[Data to process]
begin

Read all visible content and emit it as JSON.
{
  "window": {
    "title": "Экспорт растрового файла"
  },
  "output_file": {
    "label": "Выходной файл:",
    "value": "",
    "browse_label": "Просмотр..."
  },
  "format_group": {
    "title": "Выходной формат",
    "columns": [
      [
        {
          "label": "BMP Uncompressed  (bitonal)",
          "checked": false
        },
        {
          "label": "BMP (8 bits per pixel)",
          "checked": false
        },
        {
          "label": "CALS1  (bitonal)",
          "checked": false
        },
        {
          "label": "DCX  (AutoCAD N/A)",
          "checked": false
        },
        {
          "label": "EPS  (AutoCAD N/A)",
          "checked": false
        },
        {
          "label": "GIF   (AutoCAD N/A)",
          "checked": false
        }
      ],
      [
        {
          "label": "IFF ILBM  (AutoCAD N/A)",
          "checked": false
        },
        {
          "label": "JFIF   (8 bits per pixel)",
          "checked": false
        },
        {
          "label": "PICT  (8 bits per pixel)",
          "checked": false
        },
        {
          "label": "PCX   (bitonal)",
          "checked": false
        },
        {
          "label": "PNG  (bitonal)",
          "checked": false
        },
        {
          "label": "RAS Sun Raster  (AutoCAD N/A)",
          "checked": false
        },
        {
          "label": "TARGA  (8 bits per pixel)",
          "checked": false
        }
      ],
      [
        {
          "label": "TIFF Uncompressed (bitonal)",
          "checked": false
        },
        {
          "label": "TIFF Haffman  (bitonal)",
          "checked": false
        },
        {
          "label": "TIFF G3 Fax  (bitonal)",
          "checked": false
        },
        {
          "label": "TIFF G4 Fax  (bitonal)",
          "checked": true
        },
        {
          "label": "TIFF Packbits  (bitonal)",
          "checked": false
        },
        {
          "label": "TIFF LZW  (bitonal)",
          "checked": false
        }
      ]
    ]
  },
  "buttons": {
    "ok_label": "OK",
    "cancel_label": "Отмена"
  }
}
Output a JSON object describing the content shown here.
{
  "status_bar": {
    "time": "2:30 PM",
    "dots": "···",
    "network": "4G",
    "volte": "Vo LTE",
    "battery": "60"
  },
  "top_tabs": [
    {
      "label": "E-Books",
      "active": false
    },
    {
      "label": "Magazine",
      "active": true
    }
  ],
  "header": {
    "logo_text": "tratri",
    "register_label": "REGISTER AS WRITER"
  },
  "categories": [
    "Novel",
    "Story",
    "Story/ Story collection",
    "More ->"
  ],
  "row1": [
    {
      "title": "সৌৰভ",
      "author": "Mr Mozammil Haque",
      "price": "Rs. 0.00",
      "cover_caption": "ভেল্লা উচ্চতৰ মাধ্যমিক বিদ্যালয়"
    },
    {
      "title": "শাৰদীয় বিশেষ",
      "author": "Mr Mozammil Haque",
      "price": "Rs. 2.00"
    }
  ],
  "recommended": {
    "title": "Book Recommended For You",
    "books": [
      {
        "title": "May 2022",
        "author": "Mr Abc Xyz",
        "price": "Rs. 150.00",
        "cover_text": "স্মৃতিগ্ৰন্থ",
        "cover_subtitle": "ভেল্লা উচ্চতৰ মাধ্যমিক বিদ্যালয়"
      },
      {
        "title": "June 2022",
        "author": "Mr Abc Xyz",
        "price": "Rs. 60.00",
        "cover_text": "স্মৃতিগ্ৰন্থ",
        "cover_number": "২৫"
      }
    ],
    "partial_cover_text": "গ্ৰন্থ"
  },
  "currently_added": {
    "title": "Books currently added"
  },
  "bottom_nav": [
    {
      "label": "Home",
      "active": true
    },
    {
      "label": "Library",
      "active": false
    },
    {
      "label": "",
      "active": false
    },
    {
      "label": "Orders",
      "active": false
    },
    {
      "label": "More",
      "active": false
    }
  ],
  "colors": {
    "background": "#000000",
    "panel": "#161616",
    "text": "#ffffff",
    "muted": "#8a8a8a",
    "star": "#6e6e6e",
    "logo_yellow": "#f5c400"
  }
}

end
begin

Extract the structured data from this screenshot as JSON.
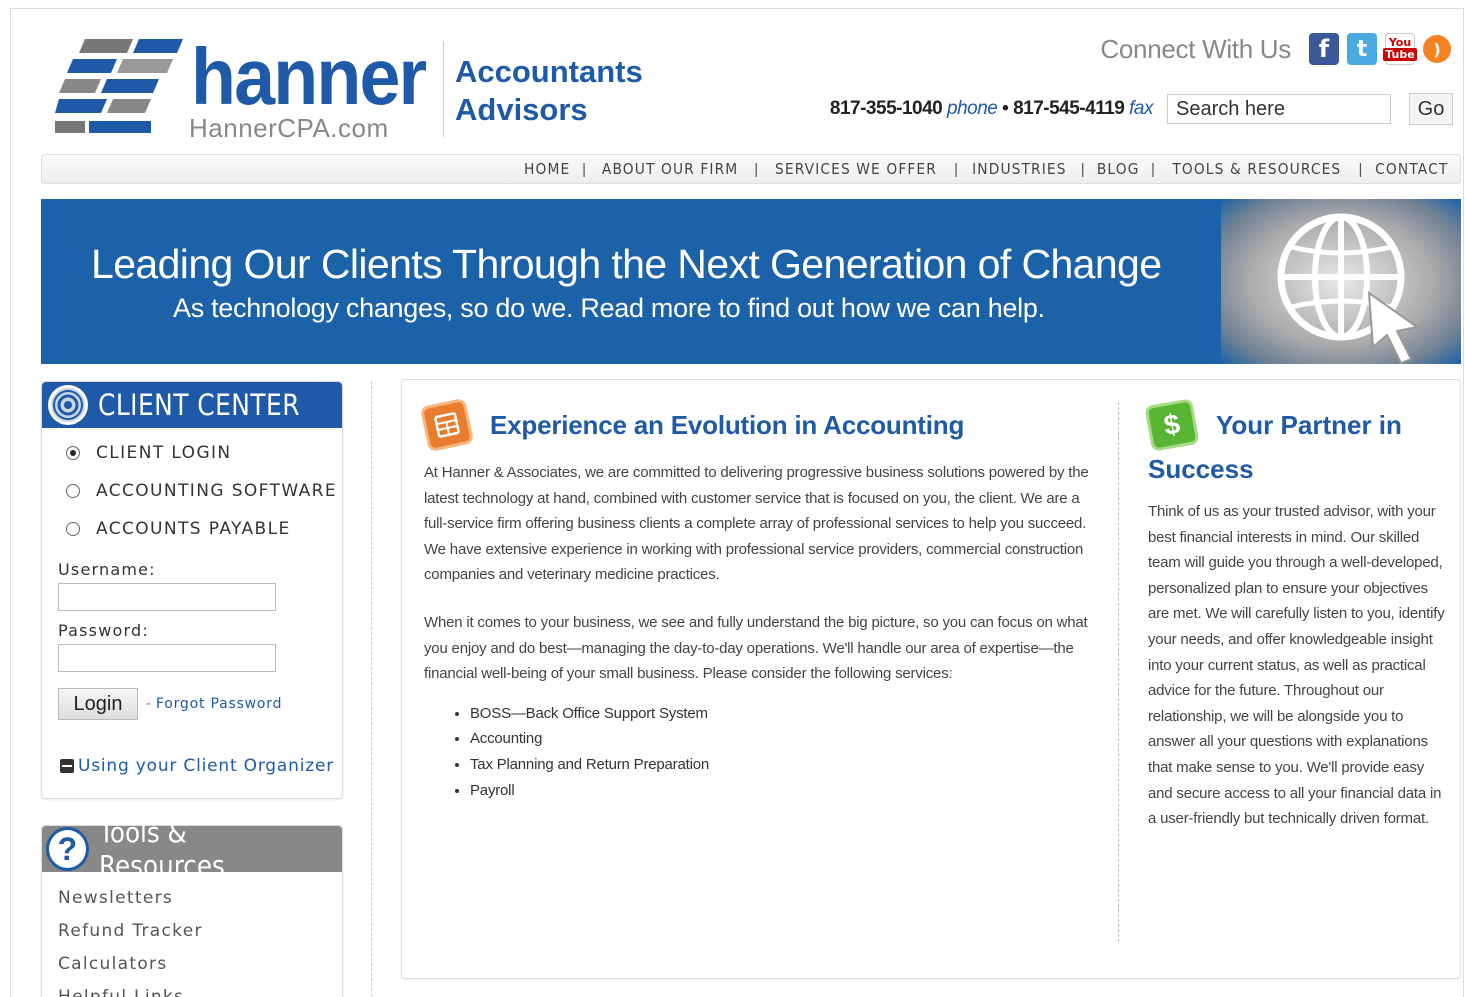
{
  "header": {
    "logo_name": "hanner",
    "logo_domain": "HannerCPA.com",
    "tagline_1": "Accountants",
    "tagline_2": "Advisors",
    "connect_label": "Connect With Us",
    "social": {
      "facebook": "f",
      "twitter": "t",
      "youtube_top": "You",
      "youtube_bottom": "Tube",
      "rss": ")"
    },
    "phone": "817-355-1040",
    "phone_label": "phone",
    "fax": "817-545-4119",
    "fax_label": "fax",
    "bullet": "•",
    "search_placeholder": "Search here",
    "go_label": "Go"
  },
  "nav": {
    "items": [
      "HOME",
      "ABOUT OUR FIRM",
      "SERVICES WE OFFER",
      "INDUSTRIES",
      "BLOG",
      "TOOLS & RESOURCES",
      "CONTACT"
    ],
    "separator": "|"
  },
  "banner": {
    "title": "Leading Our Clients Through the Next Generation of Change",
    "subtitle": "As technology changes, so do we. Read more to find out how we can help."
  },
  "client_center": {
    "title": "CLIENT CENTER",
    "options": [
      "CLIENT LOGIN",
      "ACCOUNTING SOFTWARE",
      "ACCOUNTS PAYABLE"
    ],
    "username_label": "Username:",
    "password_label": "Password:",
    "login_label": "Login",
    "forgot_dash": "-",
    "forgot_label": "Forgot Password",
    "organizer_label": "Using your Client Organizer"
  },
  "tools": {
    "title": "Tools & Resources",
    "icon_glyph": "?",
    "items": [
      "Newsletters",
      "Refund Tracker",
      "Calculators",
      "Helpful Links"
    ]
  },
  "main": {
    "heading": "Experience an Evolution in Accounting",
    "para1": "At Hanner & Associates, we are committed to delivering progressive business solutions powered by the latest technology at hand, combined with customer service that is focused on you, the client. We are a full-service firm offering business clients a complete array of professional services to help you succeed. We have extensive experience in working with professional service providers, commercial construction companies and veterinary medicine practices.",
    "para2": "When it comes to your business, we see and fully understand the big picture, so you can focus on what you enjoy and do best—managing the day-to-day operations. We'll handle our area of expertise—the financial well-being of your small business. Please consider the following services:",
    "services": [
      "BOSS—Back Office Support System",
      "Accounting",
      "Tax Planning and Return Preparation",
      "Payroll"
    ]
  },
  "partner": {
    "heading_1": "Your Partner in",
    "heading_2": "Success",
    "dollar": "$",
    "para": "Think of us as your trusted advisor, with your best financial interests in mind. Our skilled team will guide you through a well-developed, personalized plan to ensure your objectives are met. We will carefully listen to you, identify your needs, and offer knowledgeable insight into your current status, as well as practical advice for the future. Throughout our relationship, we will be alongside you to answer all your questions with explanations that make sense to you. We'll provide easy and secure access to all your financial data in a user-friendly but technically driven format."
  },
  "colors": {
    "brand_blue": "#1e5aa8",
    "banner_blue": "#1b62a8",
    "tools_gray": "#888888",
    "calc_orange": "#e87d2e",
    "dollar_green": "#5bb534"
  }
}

end
begin

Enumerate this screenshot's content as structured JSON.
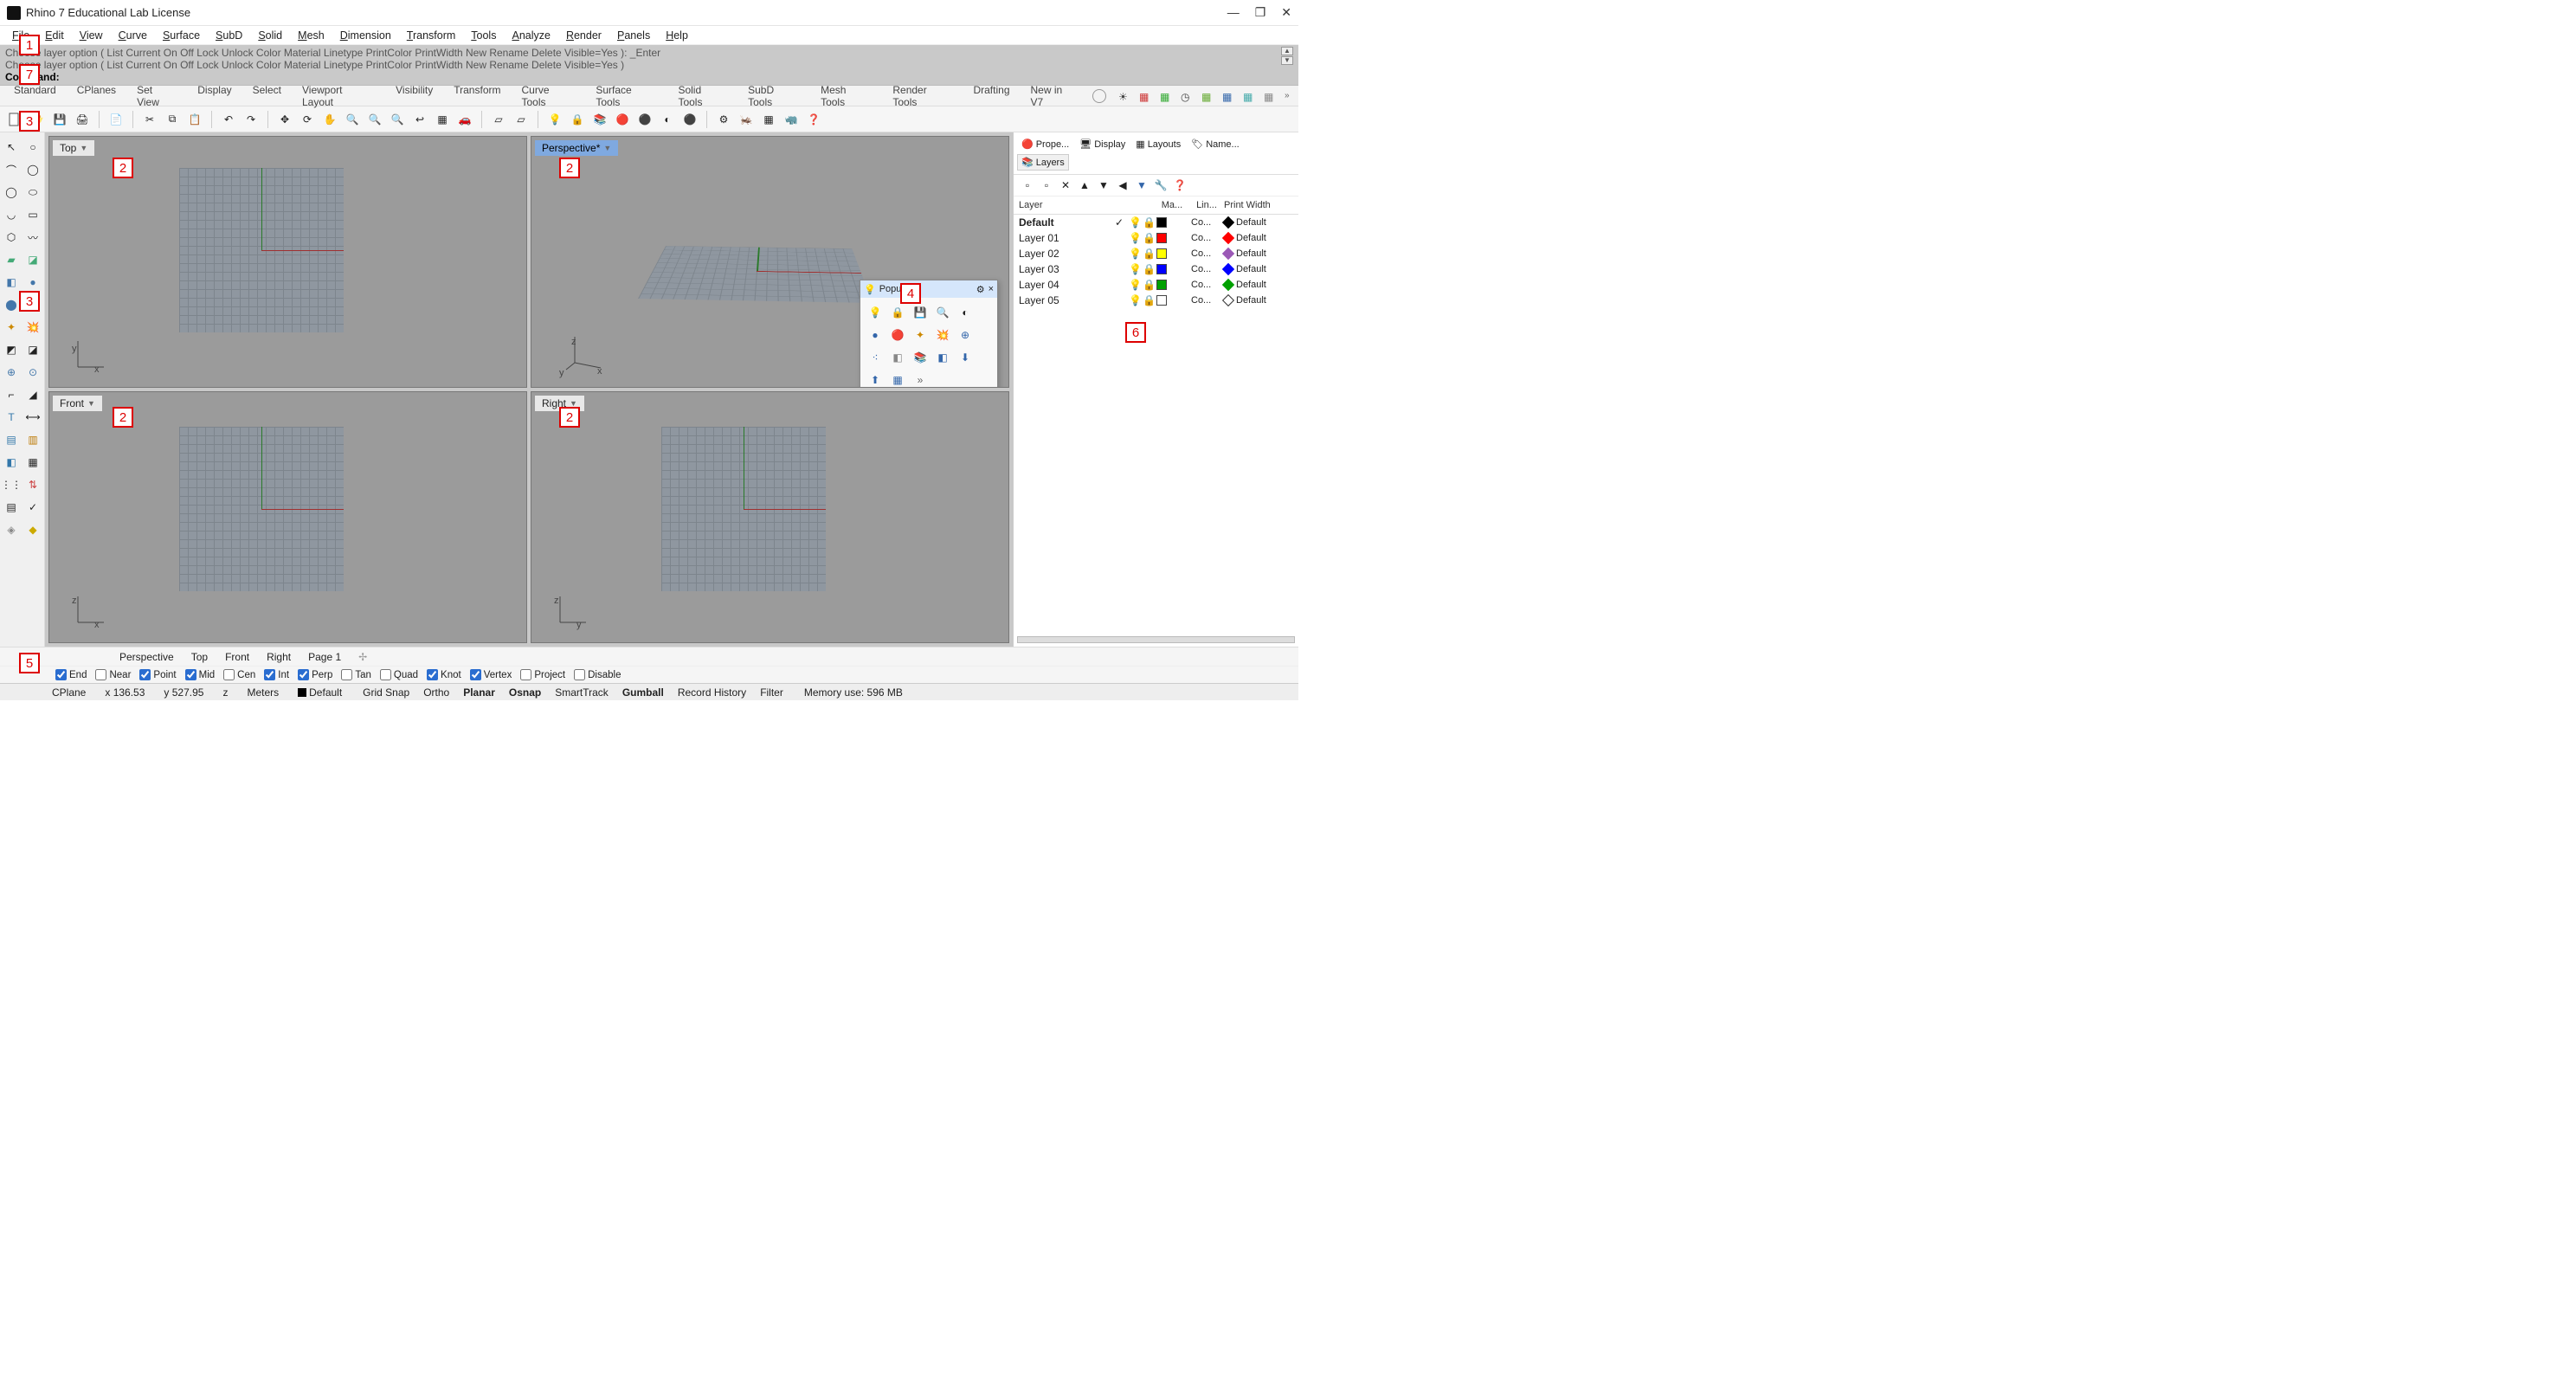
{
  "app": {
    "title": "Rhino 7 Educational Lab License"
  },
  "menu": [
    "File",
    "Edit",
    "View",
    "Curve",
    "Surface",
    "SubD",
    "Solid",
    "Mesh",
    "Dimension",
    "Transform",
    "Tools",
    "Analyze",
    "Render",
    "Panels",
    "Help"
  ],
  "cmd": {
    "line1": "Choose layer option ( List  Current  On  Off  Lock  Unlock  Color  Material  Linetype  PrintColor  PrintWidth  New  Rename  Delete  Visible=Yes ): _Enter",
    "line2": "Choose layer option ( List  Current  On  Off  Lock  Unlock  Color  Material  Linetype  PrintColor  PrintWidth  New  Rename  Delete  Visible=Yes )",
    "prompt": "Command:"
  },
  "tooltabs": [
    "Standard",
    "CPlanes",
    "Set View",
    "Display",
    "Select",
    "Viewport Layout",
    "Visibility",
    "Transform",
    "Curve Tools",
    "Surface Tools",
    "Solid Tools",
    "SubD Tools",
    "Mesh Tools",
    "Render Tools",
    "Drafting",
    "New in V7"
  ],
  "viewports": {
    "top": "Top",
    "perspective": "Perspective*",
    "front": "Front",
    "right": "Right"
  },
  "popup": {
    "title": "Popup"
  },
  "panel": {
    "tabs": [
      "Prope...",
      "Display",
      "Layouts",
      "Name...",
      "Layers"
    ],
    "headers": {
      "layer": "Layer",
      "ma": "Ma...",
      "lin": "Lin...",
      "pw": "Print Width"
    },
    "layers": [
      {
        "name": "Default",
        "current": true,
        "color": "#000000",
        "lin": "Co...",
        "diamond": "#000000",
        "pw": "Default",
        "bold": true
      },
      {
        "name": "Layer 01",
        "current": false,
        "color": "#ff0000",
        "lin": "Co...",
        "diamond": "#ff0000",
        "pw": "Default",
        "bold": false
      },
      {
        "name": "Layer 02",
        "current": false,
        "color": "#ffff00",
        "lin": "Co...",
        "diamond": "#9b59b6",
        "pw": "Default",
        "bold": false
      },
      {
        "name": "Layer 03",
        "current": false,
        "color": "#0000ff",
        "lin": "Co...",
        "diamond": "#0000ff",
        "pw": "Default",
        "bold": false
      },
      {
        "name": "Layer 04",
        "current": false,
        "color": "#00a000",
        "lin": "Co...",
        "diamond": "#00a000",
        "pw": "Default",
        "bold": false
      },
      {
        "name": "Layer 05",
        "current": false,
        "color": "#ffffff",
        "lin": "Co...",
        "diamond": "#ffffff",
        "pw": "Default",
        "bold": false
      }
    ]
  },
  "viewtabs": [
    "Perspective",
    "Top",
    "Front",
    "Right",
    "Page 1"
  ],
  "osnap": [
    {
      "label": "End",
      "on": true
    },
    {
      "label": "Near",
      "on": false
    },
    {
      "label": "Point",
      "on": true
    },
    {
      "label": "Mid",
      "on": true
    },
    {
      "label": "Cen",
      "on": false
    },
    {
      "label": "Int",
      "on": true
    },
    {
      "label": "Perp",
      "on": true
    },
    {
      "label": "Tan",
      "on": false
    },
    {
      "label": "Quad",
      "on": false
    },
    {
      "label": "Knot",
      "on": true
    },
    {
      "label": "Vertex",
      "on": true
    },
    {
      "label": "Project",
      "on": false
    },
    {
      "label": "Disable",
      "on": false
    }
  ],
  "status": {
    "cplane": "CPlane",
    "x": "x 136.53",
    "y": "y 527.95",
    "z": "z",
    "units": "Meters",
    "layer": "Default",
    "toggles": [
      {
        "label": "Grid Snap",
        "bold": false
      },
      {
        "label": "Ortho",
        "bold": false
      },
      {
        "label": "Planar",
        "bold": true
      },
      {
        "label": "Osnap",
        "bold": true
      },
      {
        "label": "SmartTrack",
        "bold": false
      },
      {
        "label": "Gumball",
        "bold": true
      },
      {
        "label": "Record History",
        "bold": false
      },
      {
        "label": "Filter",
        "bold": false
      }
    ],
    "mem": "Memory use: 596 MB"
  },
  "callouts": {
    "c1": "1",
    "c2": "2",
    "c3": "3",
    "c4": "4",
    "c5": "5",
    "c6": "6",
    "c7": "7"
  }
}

end

Pull out each line of the listing that holds the string "Delete".

    "line1": "Choose layer option ( List  Current  On  Off  Lock  Unlock  Color  Material  Linetype  PrintColor  PrintWidth  New  Rename  Delete  Visible=Yes ): _Enter",
    "line2": "Choose layer option ( List  Current  On  Off  Lock  Unlock  Color  Material  Linetype  PrintColor  PrintWidth  New  Rename  Delete  Visible=Yes )",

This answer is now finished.